### Twoje zadanie
Przepisz wszystkie poniższe dane wiersz po wierszu, bez żadnych zmian.

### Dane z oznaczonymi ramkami
---
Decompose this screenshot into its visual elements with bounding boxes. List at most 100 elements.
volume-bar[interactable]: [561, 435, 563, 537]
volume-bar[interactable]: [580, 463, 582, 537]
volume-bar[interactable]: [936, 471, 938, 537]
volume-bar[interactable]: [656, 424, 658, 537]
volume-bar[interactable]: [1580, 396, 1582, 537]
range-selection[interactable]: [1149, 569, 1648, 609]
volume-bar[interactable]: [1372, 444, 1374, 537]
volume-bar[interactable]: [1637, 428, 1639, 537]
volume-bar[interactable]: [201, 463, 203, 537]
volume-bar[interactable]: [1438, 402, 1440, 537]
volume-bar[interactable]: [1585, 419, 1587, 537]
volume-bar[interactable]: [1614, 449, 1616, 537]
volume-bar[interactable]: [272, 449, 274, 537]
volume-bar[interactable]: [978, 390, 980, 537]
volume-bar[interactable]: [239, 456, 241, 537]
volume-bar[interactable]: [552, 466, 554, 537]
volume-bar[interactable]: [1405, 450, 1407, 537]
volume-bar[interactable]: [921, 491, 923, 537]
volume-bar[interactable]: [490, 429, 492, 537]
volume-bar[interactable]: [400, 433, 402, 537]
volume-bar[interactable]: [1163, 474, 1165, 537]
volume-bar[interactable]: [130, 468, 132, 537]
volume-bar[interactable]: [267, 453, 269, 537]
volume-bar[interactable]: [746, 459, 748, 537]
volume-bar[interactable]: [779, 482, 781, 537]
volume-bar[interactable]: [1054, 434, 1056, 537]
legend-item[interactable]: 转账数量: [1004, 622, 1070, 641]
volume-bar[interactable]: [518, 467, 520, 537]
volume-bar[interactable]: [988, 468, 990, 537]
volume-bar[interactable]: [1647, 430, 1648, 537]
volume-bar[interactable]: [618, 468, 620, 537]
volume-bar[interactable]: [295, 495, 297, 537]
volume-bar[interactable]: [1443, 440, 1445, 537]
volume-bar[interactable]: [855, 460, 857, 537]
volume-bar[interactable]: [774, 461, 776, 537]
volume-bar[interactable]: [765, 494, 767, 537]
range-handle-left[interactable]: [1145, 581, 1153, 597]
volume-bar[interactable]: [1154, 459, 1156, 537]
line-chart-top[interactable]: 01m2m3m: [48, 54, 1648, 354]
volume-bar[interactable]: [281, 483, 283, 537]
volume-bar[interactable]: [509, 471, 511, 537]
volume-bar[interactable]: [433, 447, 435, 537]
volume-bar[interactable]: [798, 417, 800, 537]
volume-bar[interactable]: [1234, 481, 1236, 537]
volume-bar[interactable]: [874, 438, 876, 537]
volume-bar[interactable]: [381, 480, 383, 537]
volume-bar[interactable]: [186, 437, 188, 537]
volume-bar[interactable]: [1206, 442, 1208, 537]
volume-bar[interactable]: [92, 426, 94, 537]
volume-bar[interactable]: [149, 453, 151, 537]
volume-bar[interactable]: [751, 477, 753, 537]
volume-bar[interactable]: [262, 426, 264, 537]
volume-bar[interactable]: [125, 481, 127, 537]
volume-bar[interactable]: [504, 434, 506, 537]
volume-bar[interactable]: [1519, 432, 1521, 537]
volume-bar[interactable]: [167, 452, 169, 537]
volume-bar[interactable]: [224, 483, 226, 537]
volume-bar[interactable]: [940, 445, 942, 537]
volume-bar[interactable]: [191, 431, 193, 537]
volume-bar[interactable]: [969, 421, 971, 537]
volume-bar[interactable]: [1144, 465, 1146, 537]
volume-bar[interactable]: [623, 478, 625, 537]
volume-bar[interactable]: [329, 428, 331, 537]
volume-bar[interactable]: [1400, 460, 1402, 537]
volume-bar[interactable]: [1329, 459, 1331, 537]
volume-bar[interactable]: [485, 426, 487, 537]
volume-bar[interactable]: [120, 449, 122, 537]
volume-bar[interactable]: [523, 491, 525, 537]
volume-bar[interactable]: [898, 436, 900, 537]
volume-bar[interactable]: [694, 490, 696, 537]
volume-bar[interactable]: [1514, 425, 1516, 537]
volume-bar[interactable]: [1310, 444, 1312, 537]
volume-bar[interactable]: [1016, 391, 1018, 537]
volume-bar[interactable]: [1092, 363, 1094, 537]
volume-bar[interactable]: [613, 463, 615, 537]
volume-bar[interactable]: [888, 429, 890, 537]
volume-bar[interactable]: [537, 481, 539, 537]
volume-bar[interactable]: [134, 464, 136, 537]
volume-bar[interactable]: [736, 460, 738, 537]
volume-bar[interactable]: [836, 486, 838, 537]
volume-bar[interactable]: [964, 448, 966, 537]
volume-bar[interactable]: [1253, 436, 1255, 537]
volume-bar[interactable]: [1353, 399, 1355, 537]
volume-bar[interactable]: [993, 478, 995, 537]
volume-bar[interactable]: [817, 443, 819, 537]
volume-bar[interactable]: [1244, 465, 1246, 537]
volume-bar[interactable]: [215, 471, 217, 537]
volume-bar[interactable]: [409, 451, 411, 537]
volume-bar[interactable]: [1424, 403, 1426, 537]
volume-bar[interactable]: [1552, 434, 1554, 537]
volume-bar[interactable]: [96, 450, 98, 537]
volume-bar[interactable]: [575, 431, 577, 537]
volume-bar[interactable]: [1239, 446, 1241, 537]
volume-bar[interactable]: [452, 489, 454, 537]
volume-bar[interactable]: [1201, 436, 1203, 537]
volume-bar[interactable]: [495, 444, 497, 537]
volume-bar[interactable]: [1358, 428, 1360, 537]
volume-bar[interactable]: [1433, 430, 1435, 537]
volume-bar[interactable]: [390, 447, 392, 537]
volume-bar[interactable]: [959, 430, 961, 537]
---
### Wynik zadania
Decompose this screenshot into its visual elements with bounding boxes. List at most 100 elements.
volume-bar[interactable]: [561, 435, 563, 537]
volume-bar[interactable]: [580, 463, 582, 537]
volume-bar[interactable]: [936, 471, 938, 537]
volume-bar[interactable]: [656, 424, 658, 537]
volume-bar[interactable]: [1580, 396, 1582, 537]
range-selection[interactable]: [1149, 569, 1648, 609]
volume-bar[interactable]: [1372, 444, 1374, 537]
volume-bar[interactable]: [1637, 428, 1639, 537]
volume-bar[interactable]: [201, 463, 203, 537]
volume-bar[interactable]: [1438, 402, 1440, 537]
volume-bar[interactable]: [1585, 419, 1587, 537]
volume-bar[interactable]: [1614, 449, 1616, 537]
volume-bar[interactable]: [272, 449, 274, 537]
volume-bar[interactable]: [978, 390, 980, 537]
volume-bar[interactable]: [239, 456, 241, 537]
volume-bar[interactable]: [552, 466, 554, 537]
volume-bar[interactable]: [1405, 450, 1407, 537]
volume-bar[interactable]: [921, 491, 923, 537]
volume-bar[interactable]: [490, 429, 492, 537]
volume-bar[interactable]: [400, 433, 402, 537]
volume-bar[interactable]: [1163, 474, 1165, 537]
volume-bar[interactable]: [130, 468, 132, 537]
volume-bar[interactable]: [267, 453, 269, 537]
volume-bar[interactable]: [746, 459, 748, 537]
volume-bar[interactable]: [779, 482, 781, 537]
volume-bar[interactable]: [1054, 434, 1056, 537]
legend-item[interactable]: 转账数量: [1004, 622, 1070, 641]
volume-bar[interactable]: [518, 467, 520, 537]
volume-bar[interactable]: [988, 468, 990, 537]
volume-bar[interactable]: [1647, 430, 1648, 537]
volume-bar[interactable]: [618, 468, 620, 537]
volume-bar[interactable]: [295, 495, 297, 537]
volume-bar[interactable]: [1443, 440, 1445, 537]
volume-bar[interactable]: [855, 460, 857, 537]
volume-bar[interactable]: [774, 461, 776, 537]
volume-bar[interactable]: [765, 494, 767, 537]
range-handle-left[interactable]: [1145, 581, 1153, 597]
volume-bar[interactable]: [1154, 459, 1156, 537]
line-chart-top[interactable]: 01m2m3m: [48, 54, 1648, 354]
volume-bar[interactable]: [281, 483, 283, 537]
volume-bar[interactable]: [509, 471, 511, 537]
volume-bar[interactable]: [433, 447, 435, 537]
volume-bar[interactable]: [798, 417, 800, 537]
volume-bar[interactable]: [1234, 481, 1236, 537]
volume-bar[interactable]: [874, 438, 876, 537]
volume-bar[interactable]: [381, 480, 383, 537]
volume-bar[interactable]: [186, 437, 188, 537]
volume-bar[interactable]: [1206, 442, 1208, 537]
volume-bar[interactable]: [92, 426, 94, 537]
volume-bar[interactable]: [149, 453, 151, 537]
volume-bar[interactable]: [751, 477, 753, 537]
volume-bar[interactable]: [262, 426, 264, 537]
volume-bar[interactable]: [125, 481, 127, 537]
volume-bar[interactable]: [504, 434, 506, 537]
volume-bar[interactable]: [1519, 432, 1521, 537]
volume-bar[interactable]: [167, 452, 169, 537]
volume-bar[interactable]: [224, 483, 226, 537]
volume-bar[interactable]: [940, 445, 942, 537]
volume-bar[interactable]: [191, 431, 193, 537]
volume-bar[interactable]: [969, 421, 971, 537]
volume-bar[interactable]: [1144, 465, 1146, 537]
volume-bar[interactable]: [623, 478, 625, 537]
volume-bar[interactable]: [329, 428, 331, 537]
volume-bar[interactable]: [1400, 460, 1402, 537]
volume-bar[interactable]: [1329, 459, 1331, 537]
volume-bar[interactable]: [485, 426, 487, 537]
volume-bar[interactable]: [120, 449, 122, 537]
volume-bar[interactable]: [523, 491, 525, 537]
volume-bar[interactable]: [898, 436, 900, 537]
volume-bar[interactable]: [694, 490, 696, 537]
volume-bar[interactable]: [1514, 425, 1516, 537]
volume-bar[interactable]: [1310, 444, 1312, 537]
volume-bar[interactable]: [1016, 391, 1018, 537]
volume-bar[interactable]: [1092, 363, 1094, 537]
volume-bar[interactable]: [613, 463, 615, 537]
volume-bar[interactable]: [888, 429, 890, 537]
volume-bar[interactable]: [537, 481, 539, 537]
volume-bar[interactable]: [134, 464, 136, 537]
volume-bar[interactable]: [736, 460, 738, 537]
volume-bar[interactable]: [836, 486, 838, 537]
volume-bar[interactable]: [964, 448, 966, 537]
volume-bar[interactable]: [1253, 436, 1255, 537]
volume-bar[interactable]: [1353, 399, 1355, 537]
volume-bar[interactable]: [993, 478, 995, 537]
volume-bar[interactable]: [817, 443, 819, 537]
volume-bar[interactable]: [1244, 465, 1246, 537]
volume-bar[interactable]: [215, 471, 217, 537]
volume-bar[interactable]: [409, 451, 411, 537]
volume-bar[interactable]: [1424, 403, 1426, 537]
volume-bar[interactable]: [1552, 434, 1554, 537]
volume-bar[interactable]: [96, 450, 98, 537]
volume-bar[interactable]: [575, 431, 577, 537]
volume-bar[interactable]: [1239, 446, 1241, 537]
volume-bar[interactable]: [452, 489, 454, 537]
volume-bar[interactable]: [1201, 436, 1203, 537]
volume-bar[interactable]: [495, 444, 497, 537]
volume-bar[interactable]: [1358, 428, 1360, 537]
volume-bar[interactable]: [1433, 430, 1435, 537]
volume-bar[interactable]: [390, 447, 392, 537]
volume-bar[interactable]: [959, 430, 961, 537]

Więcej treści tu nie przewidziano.